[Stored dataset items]
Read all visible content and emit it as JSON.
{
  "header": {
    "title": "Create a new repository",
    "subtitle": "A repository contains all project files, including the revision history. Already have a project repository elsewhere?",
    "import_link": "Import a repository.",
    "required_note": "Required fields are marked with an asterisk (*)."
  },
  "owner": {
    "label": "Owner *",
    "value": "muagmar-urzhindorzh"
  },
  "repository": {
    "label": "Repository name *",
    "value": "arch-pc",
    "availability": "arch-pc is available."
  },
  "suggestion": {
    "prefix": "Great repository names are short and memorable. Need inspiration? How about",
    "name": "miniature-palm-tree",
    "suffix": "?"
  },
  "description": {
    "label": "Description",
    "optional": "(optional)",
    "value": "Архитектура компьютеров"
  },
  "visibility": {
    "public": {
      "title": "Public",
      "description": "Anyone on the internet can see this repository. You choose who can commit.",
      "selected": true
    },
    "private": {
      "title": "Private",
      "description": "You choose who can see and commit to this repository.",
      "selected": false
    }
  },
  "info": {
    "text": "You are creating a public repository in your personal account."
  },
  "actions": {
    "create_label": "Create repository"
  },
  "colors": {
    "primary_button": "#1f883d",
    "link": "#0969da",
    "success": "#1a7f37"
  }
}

### Given request
Restate each of the entries above verbatim.

### Result
Read all visible content and emit it as JSON.
{
  "header": {
    "title": "Create a new repository",
    "subtitle": "A repository contains all project files, including the revision history. Already have a project repository elsewhere?",
    "import_link": "Import a repository.",
    "required_note": "Required fields are marked with an asterisk (*)."
  },
  "owner": {
    "label": "Owner *",
    "value": "muagmar-urzhindorzh"
  },
  "repository": {
    "label": "Repository name *",
    "value": "arch-pc",
    "availability": "arch-pc is available."
  },
  "suggestion": {
    "prefix": "Great repository names are short and memorable. Need inspiration? How about",
    "name": "miniature-palm-tree",
    "suffix": "?"
  },
  "description": {
    "label": "Description",
    "optional": "(optional)",
    "value": "Архитектура компьютеров"
  },
  "visibility": {
    "public": {
      "title": "Public",
      "description": "Anyone on the internet can see this repository. You choose who can commit.",
      "selected": true
    },
    "private": {
      "title": "Private",
      "description": "You choose who can see and commit to this repository.",
      "selected": false
    }
  },
  "info": {
    "text": "You are creating a public repository in your personal account."
  },
  "actions": {
    "create_label": "Create repository"
  },
  "colors": {
    "primary_button": "#1f883d",
    "link": "#0969da",
    "success": "#1a7f37"
  }
}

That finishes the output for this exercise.